== EXERCISE INSTRUCTIONS ==
Print each of the entries exactly, leaving nothing out.

--- Begin PROVIDED RECORDS ---

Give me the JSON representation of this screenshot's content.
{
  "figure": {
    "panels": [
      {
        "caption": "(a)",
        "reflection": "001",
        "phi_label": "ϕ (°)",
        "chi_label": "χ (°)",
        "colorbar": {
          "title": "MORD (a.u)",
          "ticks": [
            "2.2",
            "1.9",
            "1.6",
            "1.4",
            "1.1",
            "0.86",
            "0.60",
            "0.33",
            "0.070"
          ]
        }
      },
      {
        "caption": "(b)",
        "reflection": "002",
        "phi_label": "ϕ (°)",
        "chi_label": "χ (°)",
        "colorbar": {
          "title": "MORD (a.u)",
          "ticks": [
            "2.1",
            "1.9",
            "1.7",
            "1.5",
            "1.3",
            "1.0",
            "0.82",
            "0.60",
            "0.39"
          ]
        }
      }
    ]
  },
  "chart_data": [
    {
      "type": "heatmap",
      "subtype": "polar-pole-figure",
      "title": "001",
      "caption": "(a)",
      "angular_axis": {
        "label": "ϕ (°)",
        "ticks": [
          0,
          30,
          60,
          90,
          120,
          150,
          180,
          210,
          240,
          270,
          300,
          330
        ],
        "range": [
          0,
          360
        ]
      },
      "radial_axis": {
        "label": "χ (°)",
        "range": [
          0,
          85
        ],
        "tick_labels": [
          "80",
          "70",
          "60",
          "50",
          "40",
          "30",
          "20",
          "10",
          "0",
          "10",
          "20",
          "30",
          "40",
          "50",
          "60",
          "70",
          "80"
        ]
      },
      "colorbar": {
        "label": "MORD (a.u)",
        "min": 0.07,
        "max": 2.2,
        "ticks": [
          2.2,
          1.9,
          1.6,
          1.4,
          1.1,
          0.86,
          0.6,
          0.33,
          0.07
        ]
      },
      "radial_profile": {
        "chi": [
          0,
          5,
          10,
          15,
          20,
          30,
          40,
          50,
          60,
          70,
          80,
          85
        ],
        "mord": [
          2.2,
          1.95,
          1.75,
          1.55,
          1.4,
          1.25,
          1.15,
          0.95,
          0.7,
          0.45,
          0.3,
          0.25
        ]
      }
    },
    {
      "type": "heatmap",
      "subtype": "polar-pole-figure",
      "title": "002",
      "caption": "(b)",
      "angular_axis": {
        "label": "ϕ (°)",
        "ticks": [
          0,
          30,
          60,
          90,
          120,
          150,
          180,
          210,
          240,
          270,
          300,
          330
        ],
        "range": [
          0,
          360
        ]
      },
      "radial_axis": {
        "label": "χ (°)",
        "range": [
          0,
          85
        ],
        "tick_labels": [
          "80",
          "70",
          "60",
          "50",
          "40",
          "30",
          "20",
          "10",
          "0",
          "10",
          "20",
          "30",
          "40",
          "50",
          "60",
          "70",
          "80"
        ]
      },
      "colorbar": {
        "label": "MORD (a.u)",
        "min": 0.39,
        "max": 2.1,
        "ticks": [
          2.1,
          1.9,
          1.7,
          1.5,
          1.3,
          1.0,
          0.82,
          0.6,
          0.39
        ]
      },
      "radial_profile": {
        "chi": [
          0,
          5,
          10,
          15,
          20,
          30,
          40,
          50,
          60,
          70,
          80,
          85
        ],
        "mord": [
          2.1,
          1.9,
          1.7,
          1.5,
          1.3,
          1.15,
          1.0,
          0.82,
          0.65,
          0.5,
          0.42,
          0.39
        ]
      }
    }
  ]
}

--- End PROVIDED RECORDS ---

== EXERCISE OUTPUT ==
Give me the JSON representation of this screenshot's content.
{
  "figure": {
    "panels": [
      {
        "caption": "(a)",
        "reflection": "001",
        "phi_label": "ϕ (°)",
        "chi_label": "χ (°)",
        "colorbar": {
          "title": "MORD (a.u)",
          "ticks": [
            "2.2",
            "1.9",
            "1.6",
            "1.4",
            "1.1",
            "0.86",
            "0.60",
            "0.33",
            "0.070"
          ]
        }
      },
      {
        "caption": "(b)",
        "reflection": "002",
        "phi_label": "ϕ (°)",
        "chi_label": "χ (°)",
        "colorbar": {
          "title": "MORD (a.u)",
          "ticks": [
            "2.1",
            "1.9",
            "1.7",
            "1.5",
            "1.3",
            "1.0",
            "0.82",
            "0.60",
            "0.39"
          ]
        }
      }
    ]
  },
  "chart_data": [
    {
      "type": "heatmap",
      "subtype": "polar-pole-figure",
      "title": "001",
      "caption": "(a)",
      "angular_axis": {
        "label": "ϕ (°)",
        "ticks": [
          0,
          30,
          60,
          90,
          120,
          150,
          180,
          210,
          240,
          270,
          300,
          330
        ],
        "range": [
          0,
          360
        ]
      },
      "radial_axis": {
        "label": "χ (°)",
        "range": [
          0,
          85
        ],
        "tick_labels": [
          "80",
          "70",
          "60",
          "50",
          "40",
          "30",
          "20",
          "10",
          "0",
          "10",
          "20",
          "30",
          "40",
          "50",
          "60",
          "70",
          "80"
        ]
      },
      "colorbar": {
        "label": "MORD (a.u)",
        "min": 0.07,
        "max": 2.2,
        "ticks": [
          2.2,
          1.9,
          1.6,
          1.4,
          1.1,
          0.86,
          0.6,
          0.33,
          0.07
        ]
      },
      "radial_profile": {
        "chi": [
          0,
          5,
          10,
          15,
          20,
          30,
          40,
          50,
          60,
          70,
          80,
          85
        ],
        "mord": [
          2.2,
          1.95,
          1.75,
          1.55,
          1.4,
          1.25,
          1.15,
          0.95,
          0.7,
          0.45,
          0.3,
          0.25
        ]
      }
    },
    {
      "type": "heatmap",
      "subtype": "polar-pole-figure",
      "title": "002",
      "caption": "(b)",
      "angular_axis": {
        "label": "ϕ (°)",
        "ticks": [
          0,
          30,
          60,
          90,
          120,
          150,
          180,
          210,
          240,
          270,
          300,
          330
        ],
        "range": [
          0,
          360
        ]
      },
      "radial_axis": {
        "label": "χ (°)",
        "range": [
          0,
          85
        ],
        "tick_labels": [
          "80",
          "70",
          "60",
          "50",
          "40",
          "30",
          "20",
          "10",
          "0",
          "10",
          "20",
          "30",
          "40",
          "50",
          "60",
          "70",
          "80"
        ]
      },
      "colorbar": {
        "label": "MORD (a.u)",
        "min": 0.39,
        "max": 2.1,
        "ticks": [
          2.1,
          1.9,
          1.7,
          1.5,
          1.3,
          1.0,
          0.82,
          0.6,
          0.39
        ]
      },
      "radial_profile": {
        "chi": [
          0,
          5,
          10,
          15,
          20,
          30,
          40,
          50,
          60,
          70,
          80,
          85
        ],
        "mord": [
          2.1,
          1.9,
          1.7,
          1.5,
          1.3,
          1.15,
          1.0,
          0.82,
          0.65,
          0.5,
          0.42,
          0.39
        ]
      }
    }
  ]
}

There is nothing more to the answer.